Stored records
##########
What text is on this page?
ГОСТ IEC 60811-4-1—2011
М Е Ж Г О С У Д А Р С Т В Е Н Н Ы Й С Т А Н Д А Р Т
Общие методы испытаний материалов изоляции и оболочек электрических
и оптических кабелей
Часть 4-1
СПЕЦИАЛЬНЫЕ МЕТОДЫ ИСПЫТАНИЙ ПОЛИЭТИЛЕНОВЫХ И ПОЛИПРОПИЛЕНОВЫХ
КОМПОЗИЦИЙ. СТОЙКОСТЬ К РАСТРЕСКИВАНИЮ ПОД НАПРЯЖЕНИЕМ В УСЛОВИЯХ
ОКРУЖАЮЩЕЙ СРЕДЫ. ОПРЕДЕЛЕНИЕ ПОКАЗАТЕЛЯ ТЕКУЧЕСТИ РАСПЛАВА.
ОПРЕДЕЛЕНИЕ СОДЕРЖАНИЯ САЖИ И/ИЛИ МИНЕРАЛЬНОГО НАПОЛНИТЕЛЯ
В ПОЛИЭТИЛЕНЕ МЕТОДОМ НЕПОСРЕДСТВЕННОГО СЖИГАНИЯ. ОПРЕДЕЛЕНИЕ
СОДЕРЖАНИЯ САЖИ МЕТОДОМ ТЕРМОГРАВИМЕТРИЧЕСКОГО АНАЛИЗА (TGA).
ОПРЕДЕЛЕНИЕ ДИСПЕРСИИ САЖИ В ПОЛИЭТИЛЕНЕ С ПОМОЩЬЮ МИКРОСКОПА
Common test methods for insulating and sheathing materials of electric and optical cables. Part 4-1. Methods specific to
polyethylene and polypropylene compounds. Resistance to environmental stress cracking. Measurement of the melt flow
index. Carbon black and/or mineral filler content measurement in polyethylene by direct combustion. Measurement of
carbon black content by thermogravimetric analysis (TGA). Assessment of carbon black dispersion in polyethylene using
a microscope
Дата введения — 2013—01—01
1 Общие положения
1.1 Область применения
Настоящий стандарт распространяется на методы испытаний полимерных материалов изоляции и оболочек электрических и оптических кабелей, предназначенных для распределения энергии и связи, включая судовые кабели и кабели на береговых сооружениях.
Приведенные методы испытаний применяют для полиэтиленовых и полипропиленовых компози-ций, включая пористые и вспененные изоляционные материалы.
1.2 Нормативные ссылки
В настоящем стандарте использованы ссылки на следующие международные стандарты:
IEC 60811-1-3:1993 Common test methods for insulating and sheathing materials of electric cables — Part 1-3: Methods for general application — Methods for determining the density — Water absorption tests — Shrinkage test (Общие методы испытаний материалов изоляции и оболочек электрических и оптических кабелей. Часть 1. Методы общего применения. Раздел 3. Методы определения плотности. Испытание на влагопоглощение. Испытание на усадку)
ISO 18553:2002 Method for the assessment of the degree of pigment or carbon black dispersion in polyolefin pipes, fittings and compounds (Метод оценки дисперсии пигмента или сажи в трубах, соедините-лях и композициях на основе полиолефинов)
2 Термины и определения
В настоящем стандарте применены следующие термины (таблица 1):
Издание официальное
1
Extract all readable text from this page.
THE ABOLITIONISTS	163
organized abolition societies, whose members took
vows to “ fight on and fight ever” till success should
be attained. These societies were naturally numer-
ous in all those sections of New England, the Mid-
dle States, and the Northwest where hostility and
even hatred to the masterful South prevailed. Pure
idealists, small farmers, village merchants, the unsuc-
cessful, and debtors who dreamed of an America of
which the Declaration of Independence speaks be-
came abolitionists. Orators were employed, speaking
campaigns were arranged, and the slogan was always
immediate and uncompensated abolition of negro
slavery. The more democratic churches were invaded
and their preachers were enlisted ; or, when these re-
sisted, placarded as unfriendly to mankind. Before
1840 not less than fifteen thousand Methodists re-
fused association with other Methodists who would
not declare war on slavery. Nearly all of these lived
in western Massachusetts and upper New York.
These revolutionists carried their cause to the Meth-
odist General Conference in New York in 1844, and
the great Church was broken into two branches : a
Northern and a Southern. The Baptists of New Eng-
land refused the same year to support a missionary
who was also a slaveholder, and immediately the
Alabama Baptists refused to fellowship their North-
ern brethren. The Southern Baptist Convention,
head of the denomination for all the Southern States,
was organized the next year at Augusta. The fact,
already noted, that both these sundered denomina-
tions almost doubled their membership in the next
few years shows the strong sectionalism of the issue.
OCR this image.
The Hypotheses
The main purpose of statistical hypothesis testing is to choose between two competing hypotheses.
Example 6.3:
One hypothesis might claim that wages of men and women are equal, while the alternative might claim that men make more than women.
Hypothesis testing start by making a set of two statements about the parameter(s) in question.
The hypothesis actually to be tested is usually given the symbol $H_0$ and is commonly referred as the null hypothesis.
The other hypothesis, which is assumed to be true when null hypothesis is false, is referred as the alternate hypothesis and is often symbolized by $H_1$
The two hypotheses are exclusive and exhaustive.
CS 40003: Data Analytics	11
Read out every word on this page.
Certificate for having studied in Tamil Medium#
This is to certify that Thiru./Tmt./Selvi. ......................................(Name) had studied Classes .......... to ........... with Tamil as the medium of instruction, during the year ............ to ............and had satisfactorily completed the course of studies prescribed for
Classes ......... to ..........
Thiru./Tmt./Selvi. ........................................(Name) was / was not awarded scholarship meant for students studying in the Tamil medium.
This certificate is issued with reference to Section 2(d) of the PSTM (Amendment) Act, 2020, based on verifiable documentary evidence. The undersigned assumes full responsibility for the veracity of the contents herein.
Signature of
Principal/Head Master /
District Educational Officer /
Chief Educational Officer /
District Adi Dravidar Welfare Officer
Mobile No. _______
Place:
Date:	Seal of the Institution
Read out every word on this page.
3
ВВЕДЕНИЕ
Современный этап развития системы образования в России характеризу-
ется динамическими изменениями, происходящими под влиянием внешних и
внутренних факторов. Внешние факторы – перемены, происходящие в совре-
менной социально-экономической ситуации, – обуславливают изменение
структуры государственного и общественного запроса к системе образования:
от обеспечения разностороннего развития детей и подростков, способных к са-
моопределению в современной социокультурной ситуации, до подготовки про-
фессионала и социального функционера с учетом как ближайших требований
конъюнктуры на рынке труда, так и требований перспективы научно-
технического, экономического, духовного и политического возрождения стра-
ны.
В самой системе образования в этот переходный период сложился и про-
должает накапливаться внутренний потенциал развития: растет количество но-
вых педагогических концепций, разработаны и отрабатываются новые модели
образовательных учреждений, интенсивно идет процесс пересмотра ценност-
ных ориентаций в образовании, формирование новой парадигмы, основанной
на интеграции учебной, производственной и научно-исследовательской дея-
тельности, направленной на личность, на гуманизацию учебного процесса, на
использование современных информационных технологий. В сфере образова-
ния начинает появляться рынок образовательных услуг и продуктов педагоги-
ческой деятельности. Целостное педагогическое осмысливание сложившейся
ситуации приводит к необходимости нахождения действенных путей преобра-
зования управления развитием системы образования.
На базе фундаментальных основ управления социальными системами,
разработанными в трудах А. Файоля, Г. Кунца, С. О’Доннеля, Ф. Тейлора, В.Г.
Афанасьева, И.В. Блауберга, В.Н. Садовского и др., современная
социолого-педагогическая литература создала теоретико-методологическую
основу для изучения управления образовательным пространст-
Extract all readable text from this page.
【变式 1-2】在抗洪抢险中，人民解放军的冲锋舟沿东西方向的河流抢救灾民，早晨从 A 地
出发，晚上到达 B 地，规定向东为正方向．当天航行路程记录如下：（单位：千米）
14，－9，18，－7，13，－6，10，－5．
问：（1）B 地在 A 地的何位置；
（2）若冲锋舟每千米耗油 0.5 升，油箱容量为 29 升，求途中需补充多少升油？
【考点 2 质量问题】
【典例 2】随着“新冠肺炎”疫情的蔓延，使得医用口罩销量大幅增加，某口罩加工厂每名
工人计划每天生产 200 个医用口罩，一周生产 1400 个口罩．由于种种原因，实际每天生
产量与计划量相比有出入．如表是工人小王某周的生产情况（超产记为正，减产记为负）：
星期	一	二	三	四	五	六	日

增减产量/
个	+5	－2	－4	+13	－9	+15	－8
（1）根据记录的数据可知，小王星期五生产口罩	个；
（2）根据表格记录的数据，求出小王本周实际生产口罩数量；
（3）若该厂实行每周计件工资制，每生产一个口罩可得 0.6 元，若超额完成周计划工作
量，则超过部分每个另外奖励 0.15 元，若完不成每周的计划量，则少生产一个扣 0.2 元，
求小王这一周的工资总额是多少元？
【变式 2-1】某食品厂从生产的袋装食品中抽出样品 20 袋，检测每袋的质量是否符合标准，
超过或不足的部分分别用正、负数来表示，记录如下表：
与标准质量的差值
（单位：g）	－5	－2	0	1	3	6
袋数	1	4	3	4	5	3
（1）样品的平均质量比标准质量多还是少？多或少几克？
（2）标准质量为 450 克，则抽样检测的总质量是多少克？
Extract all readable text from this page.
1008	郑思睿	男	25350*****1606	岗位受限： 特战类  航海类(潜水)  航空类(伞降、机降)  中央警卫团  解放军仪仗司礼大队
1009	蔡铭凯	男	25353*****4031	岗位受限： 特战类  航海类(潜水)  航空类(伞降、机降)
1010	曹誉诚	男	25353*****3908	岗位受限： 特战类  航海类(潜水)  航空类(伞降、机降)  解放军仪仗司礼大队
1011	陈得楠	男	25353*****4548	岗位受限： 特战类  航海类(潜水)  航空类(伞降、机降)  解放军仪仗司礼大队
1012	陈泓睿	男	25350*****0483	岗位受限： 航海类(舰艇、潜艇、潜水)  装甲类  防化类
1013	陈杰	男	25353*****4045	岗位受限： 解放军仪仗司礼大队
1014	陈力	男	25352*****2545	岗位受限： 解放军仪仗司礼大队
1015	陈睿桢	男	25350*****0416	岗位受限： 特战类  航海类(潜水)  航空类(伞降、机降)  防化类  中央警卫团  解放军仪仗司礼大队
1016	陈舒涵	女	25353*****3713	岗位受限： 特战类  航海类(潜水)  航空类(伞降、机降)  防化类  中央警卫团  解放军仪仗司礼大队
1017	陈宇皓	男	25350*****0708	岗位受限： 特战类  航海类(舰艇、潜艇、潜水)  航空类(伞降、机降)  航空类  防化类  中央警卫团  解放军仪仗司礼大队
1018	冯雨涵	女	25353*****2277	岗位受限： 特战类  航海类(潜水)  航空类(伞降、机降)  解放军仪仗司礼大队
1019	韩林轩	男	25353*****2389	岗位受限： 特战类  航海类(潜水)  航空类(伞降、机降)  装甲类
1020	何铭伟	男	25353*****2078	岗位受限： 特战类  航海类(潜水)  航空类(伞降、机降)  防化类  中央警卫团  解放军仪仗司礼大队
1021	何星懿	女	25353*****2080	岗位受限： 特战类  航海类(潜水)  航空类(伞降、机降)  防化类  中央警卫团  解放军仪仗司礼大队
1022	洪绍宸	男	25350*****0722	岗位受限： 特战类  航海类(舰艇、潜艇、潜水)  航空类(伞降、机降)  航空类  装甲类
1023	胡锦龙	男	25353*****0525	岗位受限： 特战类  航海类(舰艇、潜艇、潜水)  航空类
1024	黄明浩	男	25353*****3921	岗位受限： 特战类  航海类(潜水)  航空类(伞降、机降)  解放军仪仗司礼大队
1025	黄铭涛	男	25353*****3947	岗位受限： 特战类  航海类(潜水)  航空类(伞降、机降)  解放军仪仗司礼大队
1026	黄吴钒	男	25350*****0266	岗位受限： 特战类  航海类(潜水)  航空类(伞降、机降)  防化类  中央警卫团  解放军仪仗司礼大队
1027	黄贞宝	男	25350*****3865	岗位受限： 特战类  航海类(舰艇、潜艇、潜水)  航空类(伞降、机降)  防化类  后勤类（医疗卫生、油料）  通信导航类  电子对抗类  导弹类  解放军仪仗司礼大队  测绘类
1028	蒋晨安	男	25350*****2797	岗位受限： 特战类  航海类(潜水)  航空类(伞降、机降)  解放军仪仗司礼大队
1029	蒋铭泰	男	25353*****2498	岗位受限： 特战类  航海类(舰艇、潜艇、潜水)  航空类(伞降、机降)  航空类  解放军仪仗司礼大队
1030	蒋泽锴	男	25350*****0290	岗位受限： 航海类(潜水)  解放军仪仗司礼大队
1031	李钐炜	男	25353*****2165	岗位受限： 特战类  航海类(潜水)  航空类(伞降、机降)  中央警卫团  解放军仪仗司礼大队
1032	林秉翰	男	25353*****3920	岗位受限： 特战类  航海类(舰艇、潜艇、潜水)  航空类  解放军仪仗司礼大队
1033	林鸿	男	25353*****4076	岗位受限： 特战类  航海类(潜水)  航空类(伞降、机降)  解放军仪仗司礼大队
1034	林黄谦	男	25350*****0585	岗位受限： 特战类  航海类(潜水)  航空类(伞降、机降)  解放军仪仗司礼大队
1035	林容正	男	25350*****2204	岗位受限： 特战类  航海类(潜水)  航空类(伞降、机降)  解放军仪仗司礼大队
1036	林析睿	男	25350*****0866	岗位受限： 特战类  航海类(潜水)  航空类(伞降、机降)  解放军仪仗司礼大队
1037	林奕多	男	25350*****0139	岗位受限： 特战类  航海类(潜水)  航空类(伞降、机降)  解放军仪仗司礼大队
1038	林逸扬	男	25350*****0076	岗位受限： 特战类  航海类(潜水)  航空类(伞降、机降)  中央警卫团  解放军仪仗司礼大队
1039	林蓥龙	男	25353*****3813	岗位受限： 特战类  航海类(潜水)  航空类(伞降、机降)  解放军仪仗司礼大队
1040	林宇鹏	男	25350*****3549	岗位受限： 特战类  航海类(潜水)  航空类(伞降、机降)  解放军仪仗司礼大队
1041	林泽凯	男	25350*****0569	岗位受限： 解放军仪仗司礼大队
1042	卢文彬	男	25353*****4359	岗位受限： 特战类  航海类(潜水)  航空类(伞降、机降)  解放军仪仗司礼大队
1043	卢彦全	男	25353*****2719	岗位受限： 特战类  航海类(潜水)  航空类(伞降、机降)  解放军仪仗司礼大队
##########
Exercise description - Show every line of the listing in which the string "Selvi" can be found.

Exercise response -
This is to certify that Thiru./Tmt./Selvi. ......................................(Name) had studied Classes .......... to ........... with Tamil as the medium of instruction, during the year ............ to ............and had satisfactorily completed the course of studies prescribed for
Thiru./Tmt./Selvi. ........................................(Name) was / was not awarded scholarship meant for students studying in the Tamil medium.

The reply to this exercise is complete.